- [PROMPT]
Reproduce the complete listing without any deviation.

- [EXTRACTED ENTRIES]
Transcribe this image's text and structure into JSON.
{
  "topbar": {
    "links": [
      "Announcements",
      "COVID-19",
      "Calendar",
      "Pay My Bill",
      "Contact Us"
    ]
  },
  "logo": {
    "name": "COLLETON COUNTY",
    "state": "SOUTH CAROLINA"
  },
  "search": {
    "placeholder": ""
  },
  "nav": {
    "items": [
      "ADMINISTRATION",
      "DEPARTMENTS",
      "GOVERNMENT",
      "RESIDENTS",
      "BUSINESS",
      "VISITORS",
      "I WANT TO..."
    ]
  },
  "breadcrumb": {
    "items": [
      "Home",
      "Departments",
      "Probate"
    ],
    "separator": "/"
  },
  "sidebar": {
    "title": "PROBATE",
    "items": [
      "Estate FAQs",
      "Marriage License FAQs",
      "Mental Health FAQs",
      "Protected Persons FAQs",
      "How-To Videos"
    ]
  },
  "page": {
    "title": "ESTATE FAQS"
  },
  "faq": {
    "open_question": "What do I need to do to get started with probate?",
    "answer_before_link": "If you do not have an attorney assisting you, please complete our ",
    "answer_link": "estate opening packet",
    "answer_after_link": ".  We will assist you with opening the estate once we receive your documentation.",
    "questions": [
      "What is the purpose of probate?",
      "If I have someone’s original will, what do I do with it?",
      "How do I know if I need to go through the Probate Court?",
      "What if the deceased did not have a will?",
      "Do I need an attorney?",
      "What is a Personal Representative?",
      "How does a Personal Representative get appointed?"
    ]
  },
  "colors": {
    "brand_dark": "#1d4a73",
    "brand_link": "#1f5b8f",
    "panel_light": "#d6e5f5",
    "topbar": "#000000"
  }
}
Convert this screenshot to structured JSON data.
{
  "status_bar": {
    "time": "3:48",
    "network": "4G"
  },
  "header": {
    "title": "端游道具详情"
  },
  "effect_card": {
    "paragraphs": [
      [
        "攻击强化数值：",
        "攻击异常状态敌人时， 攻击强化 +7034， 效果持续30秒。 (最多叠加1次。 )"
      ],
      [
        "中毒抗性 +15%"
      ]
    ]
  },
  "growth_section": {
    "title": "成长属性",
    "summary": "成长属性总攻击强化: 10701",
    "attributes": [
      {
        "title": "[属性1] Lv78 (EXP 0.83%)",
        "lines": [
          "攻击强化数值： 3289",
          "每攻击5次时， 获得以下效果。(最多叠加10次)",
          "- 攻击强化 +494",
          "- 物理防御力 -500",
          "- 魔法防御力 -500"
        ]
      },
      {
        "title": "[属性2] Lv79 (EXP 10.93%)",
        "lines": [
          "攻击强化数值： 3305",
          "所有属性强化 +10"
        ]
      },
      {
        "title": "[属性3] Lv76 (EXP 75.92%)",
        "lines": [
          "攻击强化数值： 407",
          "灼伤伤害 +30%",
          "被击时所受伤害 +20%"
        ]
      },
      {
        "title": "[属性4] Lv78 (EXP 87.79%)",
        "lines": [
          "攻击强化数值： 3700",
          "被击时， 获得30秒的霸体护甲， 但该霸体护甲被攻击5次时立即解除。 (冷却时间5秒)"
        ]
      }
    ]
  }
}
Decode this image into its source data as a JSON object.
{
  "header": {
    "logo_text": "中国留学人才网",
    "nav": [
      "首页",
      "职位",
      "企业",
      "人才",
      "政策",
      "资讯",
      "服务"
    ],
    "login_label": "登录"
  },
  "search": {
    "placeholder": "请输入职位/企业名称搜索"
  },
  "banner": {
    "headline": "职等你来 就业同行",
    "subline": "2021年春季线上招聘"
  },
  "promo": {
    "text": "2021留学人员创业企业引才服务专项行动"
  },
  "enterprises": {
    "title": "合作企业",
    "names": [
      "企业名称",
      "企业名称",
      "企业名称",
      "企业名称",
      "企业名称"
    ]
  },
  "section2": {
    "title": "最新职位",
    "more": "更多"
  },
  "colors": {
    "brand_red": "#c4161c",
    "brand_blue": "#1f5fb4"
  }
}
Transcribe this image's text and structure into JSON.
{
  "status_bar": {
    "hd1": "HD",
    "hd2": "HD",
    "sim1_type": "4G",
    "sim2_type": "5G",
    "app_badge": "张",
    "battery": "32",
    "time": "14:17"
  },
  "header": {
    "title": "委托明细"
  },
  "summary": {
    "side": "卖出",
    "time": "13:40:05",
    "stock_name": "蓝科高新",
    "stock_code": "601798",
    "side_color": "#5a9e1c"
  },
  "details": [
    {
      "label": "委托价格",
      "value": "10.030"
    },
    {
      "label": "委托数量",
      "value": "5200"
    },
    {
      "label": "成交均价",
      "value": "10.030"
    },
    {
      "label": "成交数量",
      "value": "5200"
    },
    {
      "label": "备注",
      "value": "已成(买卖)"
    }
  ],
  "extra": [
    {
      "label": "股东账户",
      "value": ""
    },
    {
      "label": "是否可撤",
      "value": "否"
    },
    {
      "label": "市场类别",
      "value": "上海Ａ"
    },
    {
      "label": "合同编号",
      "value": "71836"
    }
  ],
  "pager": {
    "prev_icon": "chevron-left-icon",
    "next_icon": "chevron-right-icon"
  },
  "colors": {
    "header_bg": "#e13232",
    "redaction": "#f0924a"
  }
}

- [SOLUTION TO THIS PROBLEM]
Transcribe this image's text and structure into JSON.
{
  "topbar": {
    "links": [
      "Announcements",
      "COVID-19",
      "Calendar",
      "Pay My Bill",
      "Contact Us"
    ]
  },
  "logo": {
    "name": "COLLETON COUNTY",
    "state": "SOUTH CAROLINA"
  },
  "search": {
    "placeholder": ""
  },
  "nav": {
    "items": [
      "ADMINISTRATION",
      "DEPARTMENTS",
      "GOVERNMENT",
      "RESIDENTS",
      "BUSINESS",
      "VISITORS",
      "I WANT TO..."
    ]
  },
  "breadcrumb": {
    "items": [
      "Home",
      "Departments",
      "Probate"
    ],
    "separator": "/"
  },
  "sidebar": {
    "title": "PROBATE",
    "items": [
      "Estate FAQs",
      "Marriage License FAQs",
      "Mental Health FAQs",
      "Protected Persons FAQs",
      "How-To Videos"
    ]
  },
  "page": {
    "title": "ESTATE FAQS"
  },
  "faq": {
    "open_question": "What do I need to do to get started with probate?",
    "answer_before_link": "If you do not have an attorney assisting you, please complete our ",
    "answer_link": "estate opening packet",
    "answer_after_link": ".  We will assist you with opening the estate once we receive your documentation.",
    "questions": [
      "What is the purpose of probate?",
      "If I have someone’s original will, what do I do with it?",
      "How do I know if I need to go through the Probate Court?",
      "What if the deceased did not have a will?",
      "Do I need an attorney?",
      "What is a Personal Representative?",
      "How does a Personal Representative get appointed?"
    ]
  },
  "colors": {
    "brand_dark": "#1d4a73",
    "brand_link": "#1f5b8f",
    "panel_light": "#d6e5f5",
    "topbar": "#000000"
  }
}
Convert this screenshot to structured JSON data.
{
  "status_bar": {
    "time": "3:48",
    "network": "4G"
  },
  "header": {
    "title": "端游道具详情"
  },
  "effect_card": {
    "paragraphs": [
      [
        "攻击强化数值：",
        "攻击异常状态敌人时， 攻击强化 +7034， 效果持续30秒。 (最多叠加1次。 )"
      ],
      [
        "中毒抗性 +15%"
      ]
    ]
  },
  "growth_section": {
    "title": "成长属性",
    "summary": "成长属性总攻击强化: 10701",
    "attributes": [
      {
        "title": "[属性1] Lv78 (EXP 0.83%)",
        "lines": [
          "攻击强化数值： 3289",
          "每攻击5次时， 获得以下效果。(最多叠加10次)",
          "- 攻击强化 +494",
          "- 物理防御力 -500",
          "- 魔法防御力 -500"
        ]
      },
      {
        "title": "[属性2] Lv79 (EXP 10.93%)",
        "lines": [
          "攻击强化数值： 3305",
          "所有属性强化 +10"
        ]
      },
      {
        "title": "[属性3] Lv76 (EXP 75.92%)",
        "lines": [
          "攻击强化数值： 407",
          "灼伤伤害 +30%",
          "被击时所受伤害 +20%"
        ]
      },
      {
        "title": "[属性4] Lv78 (EXP 87.79%)",
        "lines": [
          "攻击强化数值： 3700",
          "被击时， 获得30秒的霸体护甲， 但该霸体护甲被攻击5次时立即解除。 (冷却时间5秒)"
        ]
      }
    ]
  }
}
Decode this image into its source data as a JSON object.
{
  "header": {
    "logo_text": "中国留学人才网",
    "nav": [
      "首页",
      "职位",
      "企业",
      "人才",
      "政策",
      "资讯",
      "服务"
    ],
    "login_label": "登录"
  },
  "search": {
    "placeholder": "请输入职位/企业名称搜索"
  },
  "banner": {
    "headline": "职等你来 就业同行",
    "subline": "2021年春季线上招聘"
  },
  "promo": {
    "text": "2021留学人员创业企业引才服务专项行动"
  },
  "enterprises": {
    "title": "合作企业",
    "names": [
      "企业名称",
      "企业名称",
      "企业名称",
      "企业名称",
      "企业名称"
    ]
  },
  "section2": {
    "title": "最新职位",
    "more": "更多"
  },
  "colors": {
    "brand_red": "#c4161c",
    "brand_blue": "#1f5fb4"
  }
}
Transcribe this image's text and structure into JSON.
{
  "status_bar": {
    "hd1": "HD",
    "hd2": "HD",
    "sim1_type": "4G",
    "sim2_type": "5G",
    "app_badge": "张",
    "battery": "32",
    "time": "14:17"
  },
  "header": {
    "title": "委托明细"
  },
  "summary": {
    "side": "卖出",
    "time": "13:40:05",
    "stock_name": "蓝科高新",
    "stock_code": "601798",
    "side_color": "#5a9e1c"
  },
  "details": [
    {
      "label": "委托价格",
      "value": "10.030"
    },
    {
      "label": "委托数量",
      "value": "5200"
    },
    {
      "label": "成交均价",
      "value": "10.030"
    },
    {
      "label": "成交数量",
      "value": "5200"
    },
    {
      "label": "备注",
      "value": "已成(买卖)"
    }
  ],
  "extra": [
    {
      "label": "股东账户",
      "value": ""
    },
    {
      "label": "是否可撤",
      "value": "否"
    },
    {
      "label": "市场类别",
      "value": "上海Ａ"
    },
    {
      "label": "合同编号",
      "value": "71836"
    }
  ],
  "pager": {
    "prev_icon": "chevron-left-icon",
    "next_icon": "chevron-right-icon"
  },
  "colors": {
    "header_bg": "#e13232",
    "redaction": "#f0924a"
  }
}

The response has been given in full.